**Exercise objective**
In the lines below, find how many contain the word "Total" and report that figure alone.

-------

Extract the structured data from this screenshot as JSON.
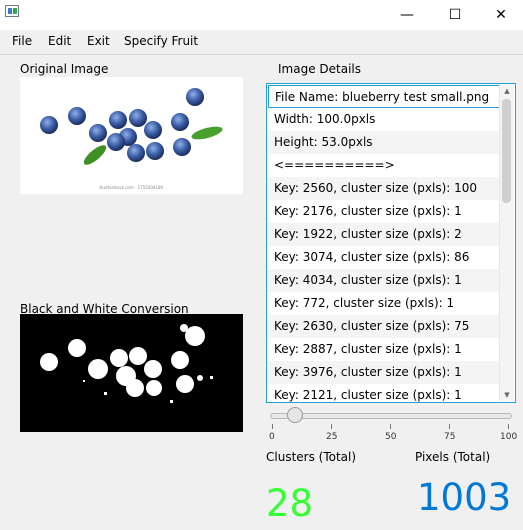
{
  "menu": [
    "File",
    "Edit",
    "Exit",
    "Specify Fruit"
  ],
  "window_controls": {
    "minimize": "—",
    "maximize": "☐",
    "close": "✕"
  },
  "left": {
    "original_label": "Original Image",
    "bw_label": "Black and White Conversion",
    "watermark": "shutterstock.com · 1755404180"
  },
  "right": {
    "details_label": "Image Details",
    "items": [
      "File Name: blueberry test small.png",
      "Width: 100.0pxls",
      "Height: 53.0pxls",
      "<==========>",
      "Key: 2560, cluster size (pxls): 100",
      "Key: 2176, cluster size (pxls): 1",
      "Key: 1922, cluster size (pxls): 2",
      "Key: 3074, cluster size (pxls): 86",
      "Key: 4034, cluster size (pxls): 1",
      "Key: 772, cluster size (pxls): 1",
      "Key: 2630, cluster size (pxls): 75",
      "Key: 2887, cluster size (pxls): 1",
      "Key: 3976, cluster size (pxls): 1",
      "Key: 2121, cluster size (pxls): 1"
    ]
  },
  "slider": {
    "value": 10,
    "ticks": [
      "0",
      "25",
      "50",
      "75",
      "100"
    ]
  },
  "stats": {
    "clusters_label": "Clusters (Total)",
    "pixels_label": "Pixels (Total)",
    "clusters_value": "28",
    "pixels_value": "1003"
  },
  "colors": {
    "clusters": "#33ff33",
    "pixels": "#0078d7",
    "accent": "#24a0d8"
  }
}
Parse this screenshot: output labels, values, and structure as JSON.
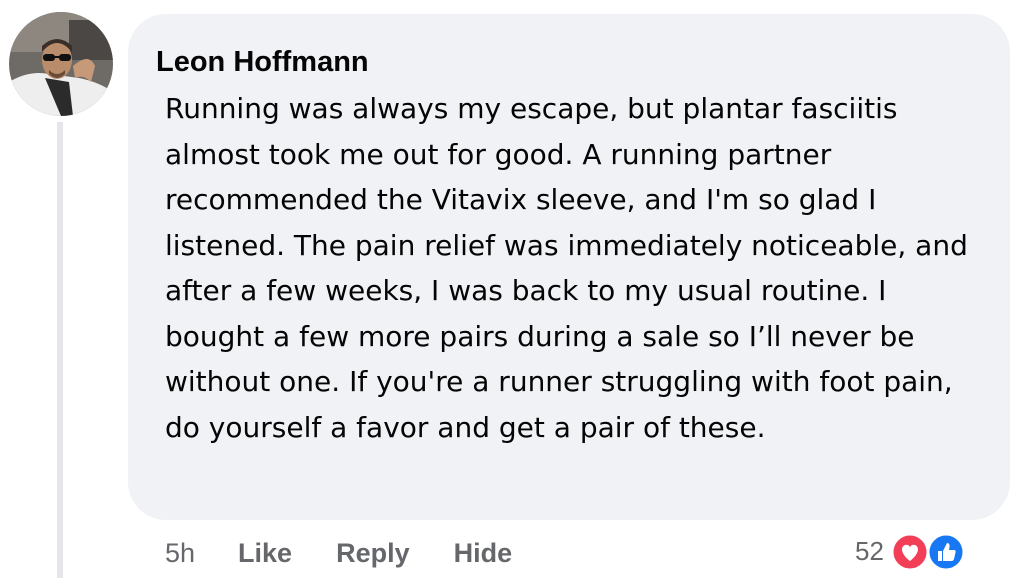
{
  "comment": {
    "author": "Leon Hoffmann",
    "text": "Running was always my escape, but plantar fasciitis almost took me out for good. A running partner recommended the Vitavix sleeve, and I'm so glad I listened. The pain relief was immediately noticeable, and after a few weeks, I was back to my usual routine. I bought a few more pairs during a sale so I’ll never be without one. If you're a runner struggling with foot pain, do yourself a favor and get a pair of these.",
    "time": "5h",
    "actions": {
      "like": "Like",
      "reply": "Reply",
      "hide": "Hide"
    },
    "reactions": {
      "count": "52",
      "icons": [
        "love-icon",
        "like-icon"
      ]
    }
  },
  "colors": {
    "bubble_bg": "#f0f2f5",
    "text": "#050505",
    "secondary_text": "#65676b",
    "love": "#f33e58",
    "like": "#1877f2"
  }
}
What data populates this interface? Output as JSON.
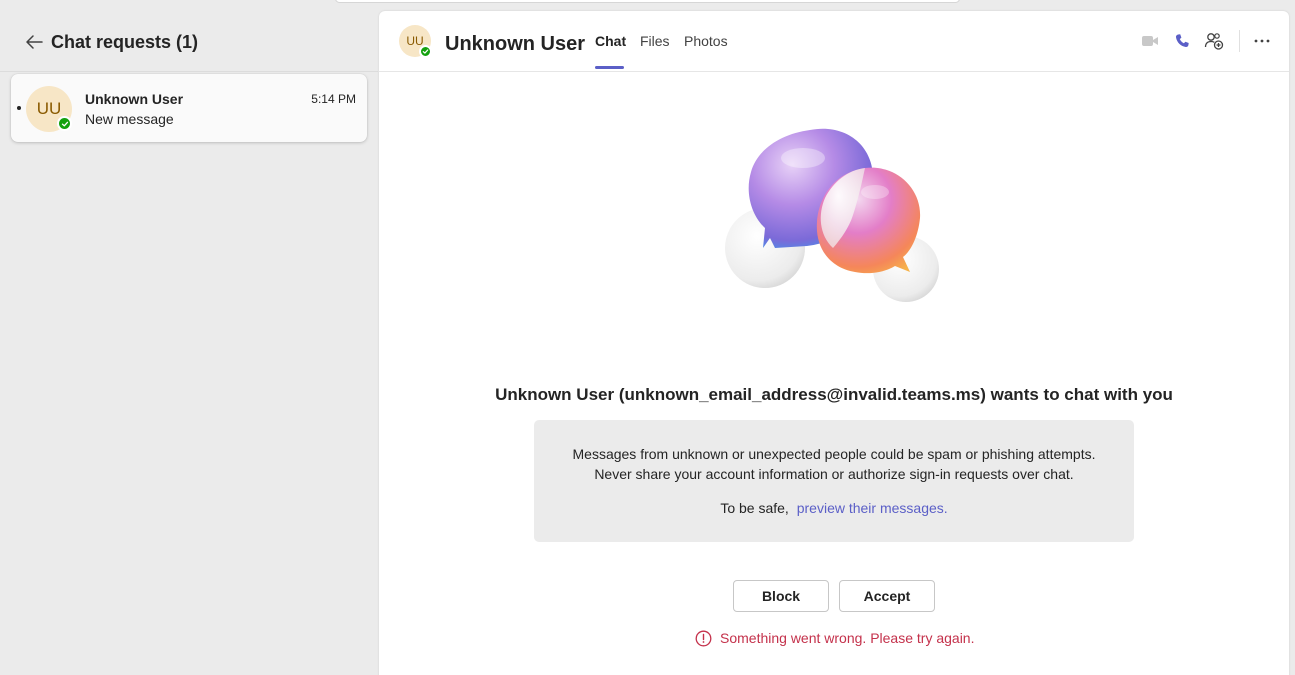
{
  "left_pane": {
    "title": "Chat requests (1)",
    "requests": [
      {
        "initials": "UU",
        "name": "Unknown User",
        "time": "5:14 PM",
        "preview": "New message",
        "presence": "available"
      }
    ]
  },
  "chat_header": {
    "initials": "UU",
    "name": "Unknown User",
    "tabs": [
      {
        "label": "Chat",
        "active": true
      },
      {
        "label": "Files",
        "active": false
      },
      {
        "label": "Photos",
        "active": false
      }
    ],
    "icons": [
      "video-call-icon",
      "audio-call-icon",
      "add-people-icon",
      "more-options-icon"
    ]
  },
  "request_body": {
    "headline": "Unknown User (unknown_email_address@invalid.teams.ms) wants to chat with you",
    "warning_line1": "Messages from unknown or unexpected people could be spam or phishing attempts.",
    "warning_line2": "Never share your account information or authorize sign-in requests over chat.",
    "safe_prefix": "To be safe,",
    "safe_link": "preview their messages.",
    "block_label": "Block",
    "accept_label": "Accept",
    "error_message": "Something went wrong. Please try again."
  },
  "colors": {
    "accent": "#5b5fc7",
    "presence_available": "#13a10e",
    "error": "#c4314b",
    "avatar_bg": "#f7e6c6"
  }
}
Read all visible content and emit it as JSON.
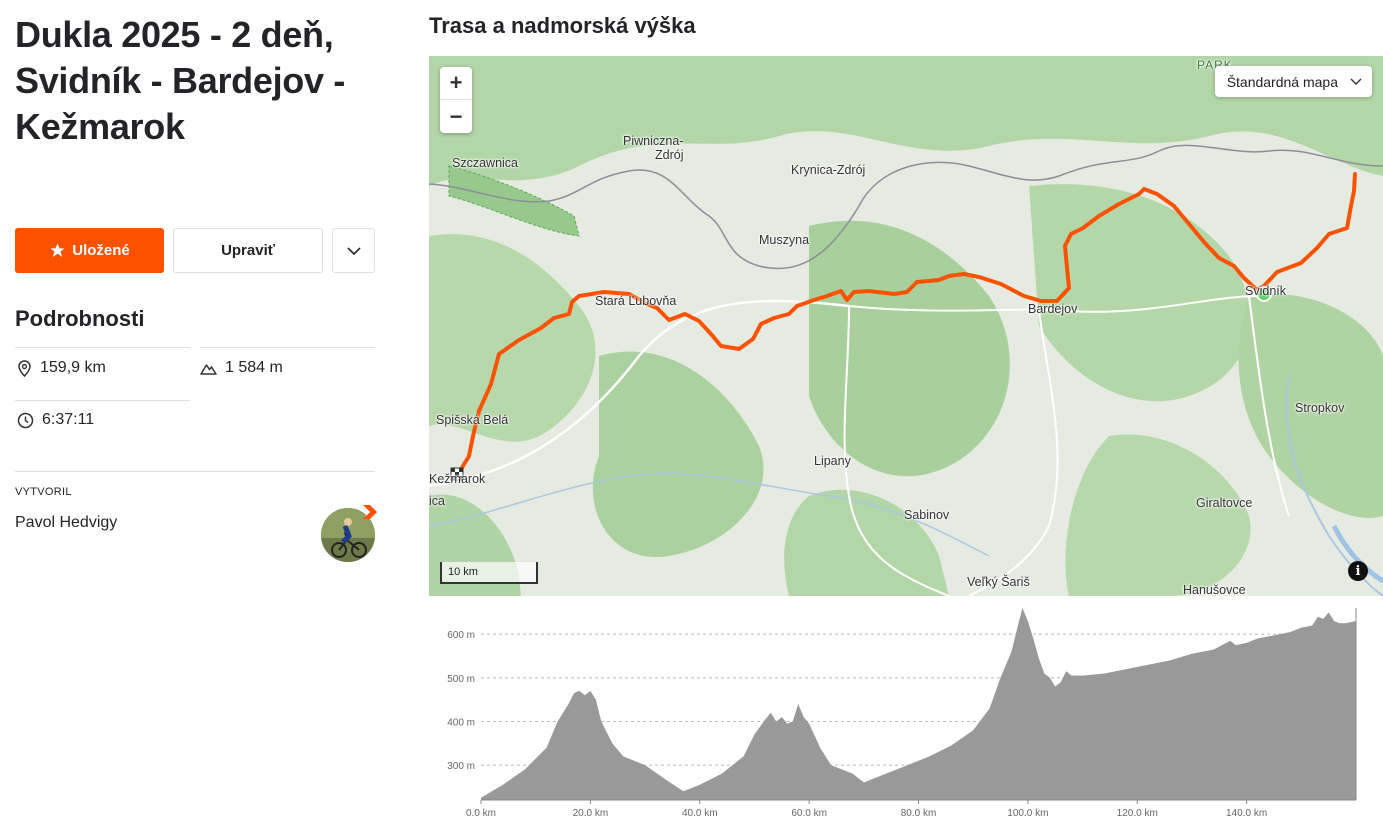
{
  "route": {
    "title": "Dukla 2025 - 2 deň, Svidník - Bardejov - Kežmarok"
  },
  "actions": {
    "saved_label": "Uložené",
    "edit_label": "Upraviť"
  },
  "details": {
    "heading": "Podrobnosti",
    "distance": "159,9 km",
    "elevation_gain": "1 584 m",
    "time": "6:37:11"
  },
  "creator": {
    "label": "VYTVORIL",
    "name": "Pavol Hedvigy"
  },
  "map": {
    "heading": "Trasa a nadmorská výška",
    "map_type": "Štandardná mapa",
    "zoom_in": "+",
    "zoom_out": "−",
    "scale_label": "10 km",
    "info": "i",
    "route_color": "#fc5200",
    "places": [
      "Szczawnica",
      "Piwniczna-",
      "Zdrój",
      "Krynica-Zdrój",
      "Muszyna",
      "Stará Ľubovňa",
      "Bardejov",
      "Svidník",
      "Stropkov",
      "Spišská Belá",
      "Kežmarok",
      "Lipany",
      "Sabinov",
      "Giraltovce",
      "Veľký Šariš",
      "Hanušovce",
      "PARK",
      "ica"
    ]
  },
  "chart_data": {
    "type": "area",
    "title": "",
    "xlabel": "",
    "ylabel": "",
    "x_ticks": [
      "0.0 km",
      "20.0 km",
      "40.0 km",
      "60.0 km",
      "80.0 km",
      "100.0 km",
      "120.0 km",
      "140.0 km"
    ],
    "y_ticks": [
      "300 m",
      "400 m",
      "500 m",
      "600 m"
    ],
    "xlim": [
      0,
      160
    ],
    "ylim": [
      220,
      660
    ],
    "fill_color": "#999999",
    "x": [
      0,
      4,
      8,
      12,
      14,
      16,
      17,
      18,
      19,
      20,
      21,
      22,
      24,
      26,
      30,
      34,
      37,
      40,
      44,
      48,
      50,
      52,
      53,
      54,
      55,
      56,
      57,
      58,
      59,
      60,
      62,
      64,
      68,
      70,
      74,
      78,
      82,
      86,
      90,
      93,
      95,
      97,
      98,
      99,
      100,
      101,
      102,
      103,
      104,
      105,
      106,
      107,
      108,
      110,
      114,
      118,
      122,
      126,
      130,
      134,
      137,
      138,
      140,
      142,
      144,
      146,
      148,
      150,
      152,
      153,
      154,
      155,
      156,
      157,
      158,
      160
    ],
    "values": [
      225,
      255,
      290,
      340,
      400,
      440,
      465,
      470,
      460,
      470,
      450,
      400,
      350,
      320,
      300,
      265,
      240,
      255,
      280,
      320,
      370,
      405,
      420,
      400,
      410,
      395,
      400,
      440,
      410,
      395,
      340,
      300,
      280,
      260,
      280,
      300,
      320,
      345,
      380,
      430,
      500,
      560,
      610,
      660,
      630,
      590,
      545,
      510,
      500,
      480,
      490,
      515,
      505,
      505,
      510,
      520,
      530,
      540,
      555,
      565,
      585,
      575,
      580,
      590,
      595,
      600,
      605,
      615,
      620,
      640,
      635,
      650,
      630,
      625,
      625,
      630
    ]
  }
}
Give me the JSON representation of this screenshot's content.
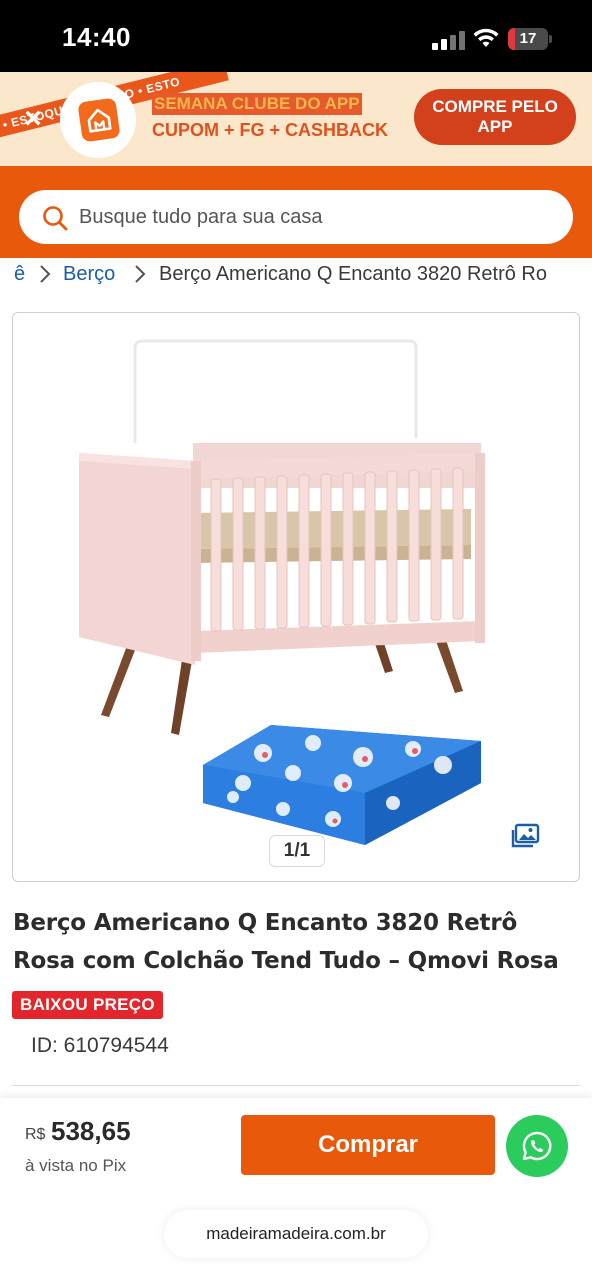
{
  "status_bar": {
    "time": "14:40",
    "battery": "17"
  },
  "promo": {
    "ribbon_text": "• ESTOQUE LIMITADO • ESTO",
    "line1": "SEMANA CLUBE DO APP",
    "line2": "CUPOM + FG + CASHBACK",
    "cta_label": "COMPRE PELO APP"
  },
  "search": {
    "placeholder": "Busque tudo para sua casa"
  },
  "breadcrumb": {
    "items": [
      "ê",
      "Berço",
      "Berço Americano Q Encanto 3820 Retrô Ro"
    ]
  },
  "gallery": {
    "counter": "1/1"
  },
  "product": {
    "title": "Berço Americano Q Encanto 3820 Retrô Rosa com Colchão Tend Tudo – Qmovi Rosa",
    "badge": "BAIXOU PREÇO",
    "id_text": "ID: 610794544"
  },
  "purchase": {
    "currency": "R$",
    "price": "538,65",
    "price_note": "à vista no Pix",
    "buy_label": "Comprar"
  },
  "browser": {
    "url": "madeiramadeira.com.br"
  },
  "colors": {
    "brand_orange": "#e8590c",
    "link_blue": "#1a5ea8",
    "badge_red": "#e3262c",
    "whatsapp_green": "#2bcc5b"
  }
}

-------

**Output of the task**
2